_Data records_.
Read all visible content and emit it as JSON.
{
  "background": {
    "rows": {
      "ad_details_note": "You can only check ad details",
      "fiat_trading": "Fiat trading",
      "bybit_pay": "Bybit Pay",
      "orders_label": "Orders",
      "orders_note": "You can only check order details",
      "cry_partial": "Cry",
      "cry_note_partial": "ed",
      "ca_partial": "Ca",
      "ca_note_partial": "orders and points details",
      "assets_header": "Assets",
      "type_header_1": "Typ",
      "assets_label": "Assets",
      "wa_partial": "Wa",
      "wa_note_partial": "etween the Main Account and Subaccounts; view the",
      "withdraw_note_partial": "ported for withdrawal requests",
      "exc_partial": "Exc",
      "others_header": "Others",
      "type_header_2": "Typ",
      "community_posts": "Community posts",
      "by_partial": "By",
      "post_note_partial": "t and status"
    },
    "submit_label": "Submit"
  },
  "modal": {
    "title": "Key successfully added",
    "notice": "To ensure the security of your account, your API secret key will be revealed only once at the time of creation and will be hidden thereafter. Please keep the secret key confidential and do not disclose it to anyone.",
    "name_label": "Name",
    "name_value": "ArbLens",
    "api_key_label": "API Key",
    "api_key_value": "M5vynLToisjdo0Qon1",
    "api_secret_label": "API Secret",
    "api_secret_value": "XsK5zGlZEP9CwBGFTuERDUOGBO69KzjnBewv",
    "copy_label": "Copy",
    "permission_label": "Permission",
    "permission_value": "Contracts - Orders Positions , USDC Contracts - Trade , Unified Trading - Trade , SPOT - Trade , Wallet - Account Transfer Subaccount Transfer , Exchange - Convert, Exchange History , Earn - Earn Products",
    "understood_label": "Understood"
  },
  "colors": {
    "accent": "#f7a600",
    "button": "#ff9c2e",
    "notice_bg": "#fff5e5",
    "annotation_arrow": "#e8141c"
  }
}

_What needs to be done_. All records above must be set down exactly, please.

_Result of the exercise_.
Read all visible content and emit it as JSON.
{
  "background": {
    "rows": {
      "ad_details_note": "You can only check ad details",
      "fiat_trading": "Fiat trading",
      "bybit_pay": "Bybit Pay",
      "orders_label": "Orders",
      "orders_note": "You can only check order details",
      "cry_partial": "Cry",
      "cry_note_partial": "ed",
      "ca_partial": "Ca",
      "ca_note_partial": "orders and points details",
      "assets_header": "Assets",
      "type_header_1": "Typ",
      "assets_label": "Assets",
      "wa_partial": "Wa",
      "wa_note_partial": "etween the Main Account and Subaccounts; view the",
      "withdraw_note_partial": "ported for withdrawal requests",
      "exc_partial": "Exc",
      "others_header": "Others",
      "type_header_2": "Typ",
      "community_posts": "Community posts",
      "by_partial": "By",
      "post_note_partial": "t and status"
    },
    "submit_label": "Submit"
  },
  "modal": {
    "title": "Key successfully added",
    "notice": "To ensure the security of your account, your API secret key will be revealed only once at the time of creation and will be hidden thereafter. Please keep the secret key confidential and do not disclose it to anyone.",
    "name_label": "Name",
    "name_value": "ArbLens",
    "api_key_label": "API Key",
    "api_key_value": "M5vynLToisjdo0Qon1",
    "api_secret_label": "API Secret",
    "api_secret_value": "XsK5zGlZEP9CwBGFTuERDUOGBO69KzjnBewv",
    "copy_label": "Copy",
    "permission_label": "Permission",
    "permission_value": "Contracts - Orders Positions , USDC Contracts - Trade , Unified Trading - Trade , SPOT - Trade , Wallet - Account Transfer Subaccount Transfer , Exchange - Convert, Exchange History , Earn - Earn Products",
    "understood_label": "Understood"
  },
  "colors": {
    "accent": "#f7a600",
    "button": "#ff9c2e",
    "notice_bg": "#fff5e5",
    "annotation_arrow": "#e8141c"
  }
}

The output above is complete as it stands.